**What is expected**
Repeat each entry in full, exactly.

**Data extract**
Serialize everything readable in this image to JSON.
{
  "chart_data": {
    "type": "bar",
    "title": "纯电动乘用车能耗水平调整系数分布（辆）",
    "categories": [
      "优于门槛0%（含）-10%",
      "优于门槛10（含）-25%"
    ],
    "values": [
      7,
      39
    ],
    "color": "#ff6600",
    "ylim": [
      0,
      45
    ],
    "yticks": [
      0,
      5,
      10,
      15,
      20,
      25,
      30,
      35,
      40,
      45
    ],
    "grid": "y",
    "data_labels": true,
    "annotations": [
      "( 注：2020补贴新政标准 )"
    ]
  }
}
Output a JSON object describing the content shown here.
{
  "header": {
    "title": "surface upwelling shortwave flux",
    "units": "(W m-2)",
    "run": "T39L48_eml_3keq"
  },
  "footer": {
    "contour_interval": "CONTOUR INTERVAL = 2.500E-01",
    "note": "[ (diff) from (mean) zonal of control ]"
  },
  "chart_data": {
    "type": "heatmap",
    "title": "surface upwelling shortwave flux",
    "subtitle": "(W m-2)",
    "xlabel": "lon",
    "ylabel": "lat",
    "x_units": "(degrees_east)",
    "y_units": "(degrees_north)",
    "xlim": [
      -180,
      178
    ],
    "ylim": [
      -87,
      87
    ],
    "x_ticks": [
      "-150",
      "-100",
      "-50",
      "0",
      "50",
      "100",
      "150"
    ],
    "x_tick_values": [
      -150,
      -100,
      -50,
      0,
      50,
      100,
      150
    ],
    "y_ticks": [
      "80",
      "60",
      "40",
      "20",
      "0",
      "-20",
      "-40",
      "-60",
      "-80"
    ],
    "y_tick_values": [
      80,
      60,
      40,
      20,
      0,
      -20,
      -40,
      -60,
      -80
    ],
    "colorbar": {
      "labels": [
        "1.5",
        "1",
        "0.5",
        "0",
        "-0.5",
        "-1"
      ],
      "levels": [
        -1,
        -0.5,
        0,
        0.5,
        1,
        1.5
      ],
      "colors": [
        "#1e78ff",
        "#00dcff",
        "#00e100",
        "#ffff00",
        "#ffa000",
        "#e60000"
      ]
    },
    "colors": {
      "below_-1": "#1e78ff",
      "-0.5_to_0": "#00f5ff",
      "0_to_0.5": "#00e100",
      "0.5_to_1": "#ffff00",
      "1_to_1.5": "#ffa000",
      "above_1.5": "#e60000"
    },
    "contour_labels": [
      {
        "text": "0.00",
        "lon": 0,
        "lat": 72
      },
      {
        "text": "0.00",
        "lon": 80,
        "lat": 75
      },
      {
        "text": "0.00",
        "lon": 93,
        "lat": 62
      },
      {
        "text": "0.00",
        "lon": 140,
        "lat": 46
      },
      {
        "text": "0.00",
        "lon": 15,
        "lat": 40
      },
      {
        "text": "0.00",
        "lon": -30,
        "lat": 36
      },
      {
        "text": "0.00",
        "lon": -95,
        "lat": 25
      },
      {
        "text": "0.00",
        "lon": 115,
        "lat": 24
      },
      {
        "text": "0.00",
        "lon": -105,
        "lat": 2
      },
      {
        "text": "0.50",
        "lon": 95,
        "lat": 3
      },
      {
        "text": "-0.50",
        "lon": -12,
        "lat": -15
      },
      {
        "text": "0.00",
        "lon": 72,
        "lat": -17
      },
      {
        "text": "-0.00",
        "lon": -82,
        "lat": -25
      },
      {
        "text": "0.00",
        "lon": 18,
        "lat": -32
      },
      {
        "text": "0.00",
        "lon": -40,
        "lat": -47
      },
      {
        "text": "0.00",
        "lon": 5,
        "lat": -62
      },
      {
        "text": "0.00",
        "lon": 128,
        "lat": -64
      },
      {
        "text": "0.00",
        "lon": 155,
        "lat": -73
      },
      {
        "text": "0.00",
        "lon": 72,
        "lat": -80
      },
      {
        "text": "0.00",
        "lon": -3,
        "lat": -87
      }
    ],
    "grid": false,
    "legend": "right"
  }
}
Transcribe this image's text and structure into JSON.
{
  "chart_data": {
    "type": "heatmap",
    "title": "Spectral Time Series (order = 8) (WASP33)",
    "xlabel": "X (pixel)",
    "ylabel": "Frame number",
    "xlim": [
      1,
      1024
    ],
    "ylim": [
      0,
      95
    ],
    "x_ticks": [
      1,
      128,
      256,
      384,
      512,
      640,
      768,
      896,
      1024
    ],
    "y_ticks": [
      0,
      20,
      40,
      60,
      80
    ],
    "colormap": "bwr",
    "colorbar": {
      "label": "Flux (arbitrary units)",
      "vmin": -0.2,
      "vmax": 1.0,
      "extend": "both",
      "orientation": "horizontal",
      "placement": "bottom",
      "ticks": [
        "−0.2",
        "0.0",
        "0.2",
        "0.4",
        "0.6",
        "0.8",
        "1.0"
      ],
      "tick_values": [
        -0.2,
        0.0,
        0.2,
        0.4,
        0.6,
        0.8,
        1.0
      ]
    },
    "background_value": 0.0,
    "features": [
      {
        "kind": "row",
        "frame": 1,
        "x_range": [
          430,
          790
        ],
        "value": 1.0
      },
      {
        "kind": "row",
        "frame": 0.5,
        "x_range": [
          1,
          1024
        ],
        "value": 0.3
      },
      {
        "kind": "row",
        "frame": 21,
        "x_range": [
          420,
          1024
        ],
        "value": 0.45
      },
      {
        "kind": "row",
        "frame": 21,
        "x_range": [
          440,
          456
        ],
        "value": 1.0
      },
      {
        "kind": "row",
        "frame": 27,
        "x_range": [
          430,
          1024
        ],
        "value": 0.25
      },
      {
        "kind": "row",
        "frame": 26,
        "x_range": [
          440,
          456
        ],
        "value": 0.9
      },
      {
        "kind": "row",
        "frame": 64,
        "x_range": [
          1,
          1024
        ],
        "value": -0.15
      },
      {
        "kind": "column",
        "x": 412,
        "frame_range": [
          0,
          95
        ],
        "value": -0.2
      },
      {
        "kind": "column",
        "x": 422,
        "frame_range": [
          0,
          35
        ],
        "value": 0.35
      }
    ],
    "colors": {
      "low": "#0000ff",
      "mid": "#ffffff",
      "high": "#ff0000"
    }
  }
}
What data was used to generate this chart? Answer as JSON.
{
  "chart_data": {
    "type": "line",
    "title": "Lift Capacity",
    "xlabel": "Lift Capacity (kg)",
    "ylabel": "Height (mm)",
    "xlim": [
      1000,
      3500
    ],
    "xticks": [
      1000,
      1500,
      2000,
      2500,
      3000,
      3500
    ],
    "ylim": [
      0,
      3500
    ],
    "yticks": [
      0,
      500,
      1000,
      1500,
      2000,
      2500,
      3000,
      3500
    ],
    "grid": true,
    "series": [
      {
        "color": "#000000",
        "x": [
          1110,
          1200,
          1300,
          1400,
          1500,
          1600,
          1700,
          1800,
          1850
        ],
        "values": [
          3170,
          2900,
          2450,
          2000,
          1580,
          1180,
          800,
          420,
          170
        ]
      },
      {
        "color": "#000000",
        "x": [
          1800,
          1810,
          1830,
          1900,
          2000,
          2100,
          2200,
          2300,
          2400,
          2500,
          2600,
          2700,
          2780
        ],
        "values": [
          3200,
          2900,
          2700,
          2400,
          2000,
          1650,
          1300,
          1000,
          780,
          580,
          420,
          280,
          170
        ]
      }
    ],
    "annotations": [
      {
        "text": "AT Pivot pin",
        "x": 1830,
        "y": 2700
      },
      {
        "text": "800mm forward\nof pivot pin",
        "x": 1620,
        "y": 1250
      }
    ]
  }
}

**Answer to this exercise**
Serialize everything readable in this image to JSON.
{
  "chart_data": {
    "type": "bar",
    "title": "纯电动乘用车能耗水平调整系数分布（辆）",
    "categories": [
      "优于门槛0%（含）-10%",
      "优于门槛10（含）-25%"
    ],
    "values": [
      7,
      39
    ],
    "color": "#ff6600",
    "ylim": [
      0,
      45
    ],
    "yticks": [
      0,
      5,
      10,
      15,
      20,
      25,
      30,
      35,
      40,
      45
    ],
    "grid": "y",
    "data_labels": true,
    "annotations": [
      "( 注：2020补贴新政标准 )"
    ]
  }
}
Output a JSON object describing the content shown here.
{
  "header": {
    "title": "surface upwelling shortwave flux",
    "units": "(W m-2)",
    "run": "T39L48_eml_3keq"
  },
  "footer": {
    "contour_interval": "CONTOUR INTERVAL = 2.500E-01",
    "note": "[ (diff) from (mean) zonal of control ]"
  },
  "chart_data": {
    "type": "heatmap",
    "title": "surface upwelling shortwave flux",
    "subtitle": "(W m-2)",
    "xlabel": "lon",
    "ylabel": "lat",
    "x_units": "(degrees_east)",
    "y_units": "(degrees_north)",
    "xlim": [
      -180,
      178
    ],
    "ylim": [
      -87,
      87
    ],
    "x_ticks": [
      "-150",
      "-100",
      "-50",
      "0",
      "50",
      "100",
      "150"
    ],
    "x_tick_values": [
      -150,
      -100,
      -50,
      0,
      50,
      100,
      150
    ],
    "y_ticks": [
      "80",
      "60",
      "40",
      "20",
      "0",
      "-20",
      "-40",
      "-60",
      "-80"
    ],
    "y_tick_values": [
      80,
      60,
      40,
      20,
      0,
      -20,
      -40,
      -60,
      -80
    ],
    "colorbar": {
      "labels": [
        "1.5",
        "1",
        "0.5",
        "0",
        "-0.5",
        "-1"
      ],
      "levels": [
        -1,
        -0.5,
        0,
        0.5,
        1,
        1.5
      ],
      "colors": [
        "#1e78ff",
        "#00dcff",
        "#00e100",
        "#ffff00",
        "#ffa000",
        "#e60000"
      ]
    },
    "colors": {
      "below_-1": "#1e78ff",
      "-0.5_to_0": "#00f5ff",
      "0_to_0.5": "#00e100",
      "0.5_to_1": "#ffff00",
      "1_to_1.5": "#ffa000",
      "above_1.5": "#e60000"
    },
    "contour_labels": [
      {
        "text": "0.00",
        "lon": 0,
        "lat": 72
      },
      {
        "text": "0.00",
        "lon": 80,
        "lat": 75
      },
      {
        "text": "0.00",
        "lon": 93,
        "lat": 62
      },
      {
        "text": "0.00",
        "lon": 140,
        "lat": 46
      },
      {
        "text": "0.00",
        "lon": 15,
        "lat": 40
      },
      {
        "text": "0.00",
        "lon": -30,
        "lat": 36
      },
      {
        "text": "0.00",
        "lon": -95,
        "lat": 25
      },
      {
        "text": "0.00",
        "lon": 115,
        "lat": 24
      },
      {
        "text": "0.00",
        "lon": -105,
        "lat": 2
      },
      {
        "text": "0.50",
        "lon": 95,
        "lat": 3
      },
      {
        "text": "-0.50",
        "lon": -12,
        "lat": -15
      },
      {
        "text": "0.00",
        "lon": 72,
        "lat": -17
      },
      {
        "text": "-0.00",
        "lon": -82,
        "lat": -25
      },
      {
        "text": "0.00",
        "lon": 18,
        "lat": -32
      },
      {
        "text": "0.00",
        "lon": -40,
        "lat": -47
      },
      {
        "text": "0.00",
        "lon": 5,
        "lat": -62
      },
      {
        "text": "0.00",
        "lon": 128,
        "lat": -64
      },
      {
        "text": "0.00",
        "lon": 155,
        "lat": -73
      },
      {
        "text": "0.00",
        "lon": 72,
        "lat": -80
      },
      {
        "text": "0.00",
        "lon": -3,
        "lat": -87
      }
    ],
    "grid": false,
    "legend": "right"
  }
}
Transcribe this image's text and structure into JSON.
{
  "chart_data": {
    "type": "heatmap",
    "title": "Spectral Time Series (order = 8) (WASP33)",
    "xlabel": "X (pixel)",
    "ylabel": "Frame number",
    "xlim": [
      1,
      1024
    ],
    "ylim": [
      0,
      95
    ],
    "x_ticks": [
      1,
      128,
      256,
      384,
      512,
      640,
      768,
      896,
      1024
    ],
    "y_ticks": [
      0,
      20,
      40,
      60,
      80
    ],
    "colormap": "bwr",
    "colorbar": {
      "label": "Flux (arbitrary units)",
      "vmin": -0.2,
      "vmax": 1.0,
      "extend": "both",
      "orientation": "horizontal",
      "placement": "bottom",
      "ticks": [
        "−0.2",
        "0.0",
        "0.2",
        "0.4",
        "0.6",
        "0.8",
        "1.0"
      ],
      "tick_values": [
        -0.2,
        0.0,
        0.2,
        0.4,
        0.6,
        0.8,
        1.0
      ]
    },
    "background_value": 0.0,
    "features": [
      {
        "kind": "row",
        "frame": 1,
        "x_range": [
          430,
          790
        ],
        "value": 1.0
      },
      {
        "kind": "row",
        "frame": 0.5,
        "x_range": [
          1,
          1024
        ],
        "value": 0.3
      },
      {
        "kind": "row",
        "frame": 21,
        "x_range": [
          420,
          1024
        ],
        "value": 0.45
      },
      {
        "kind": "row",
        "frame": 21,
        "x_range": [
          440,
          456
        ],
        "value": 1.0
      },
      {
        "kind": "row",
        "frame": 27,
        "x_range": [
          430,
          1024
        ],
        "value": 0.25
      },
      {
        "kind": "row",
        "frame": 26,
        "x_range": [
          440,
          456
        ],
        "value": 0.9
      },
      {
        "kind": "row",
        "frame": 64,
        "x_range": [
          1,
          1024
        ],
        "value": -0.15
      },
      {
        "kind": "column",
        "x": 412,
        "frame_range": [
          0,
          95
        ],
        "value": -0.2
      },
      {
        "kind": "column",
        "x": 422,
        "frame_range": [
          0,
          35
        ],
        "value": 0.35
      }
    ],
    "colors": {
      "low": "#0000ff",
      "mid": "#ffffff",
      "high": "#ff0000"
    }
  }
}
What data was used to generate this chart? Answer as JSON.
{
  "chart_data": {
    "type": "line",
    "title": "Lift Capacity",
    "xlabel": "Lift Capacity (kg)",
    "ylabel": "Height (mm)",
    "xlim": [
      1000,
      3500
    ],
    "xticks": [
      1000,
      1500,
      2000,
      2500,
      3000,
      3500
    ],
    "ylim": [
      0,
      3500
    ],
    "yticks": [
      0,
      500,
      1000,
      1500,
      2000,
      2500,
      3000,
      3500
    ],
    "grid": true,
    "series": [
      {
        "color": "#000000",
        "x": [
          1110,
          1200,
          1300,
          1400,
          1500,
          1600,
          1700,
          1800,
          1850
        ],
        "values": [
          3170,
          2900,
          2450,
          2000,
          1580,
          1180,
          800,
          420,
          170
        ]
      },
      {
        "color": "#000000",
        "x": [
          1800,
          1810,
          1830,
          1900,
          2000,
          2100,
          2200,
          2300,
          2400,
          2500,
          2600,
          2700,
          2780
        ],
        "values": [
          3200,
          2900,
          2700,
          2400,
          2000,
          1650,
          1300,
          1000,
          780,
          580,
          420,
          280,
          170
        ]
      }
    ],
    "annotations": [
      {
        "text": "AT Pivot pin",
        "x": 1830,
        "y": 2700
      },
      {
        "text": "800mm forward\nof pivot pin",
        "x": 1620,
        "y": 1250
      }
    ]
  }
}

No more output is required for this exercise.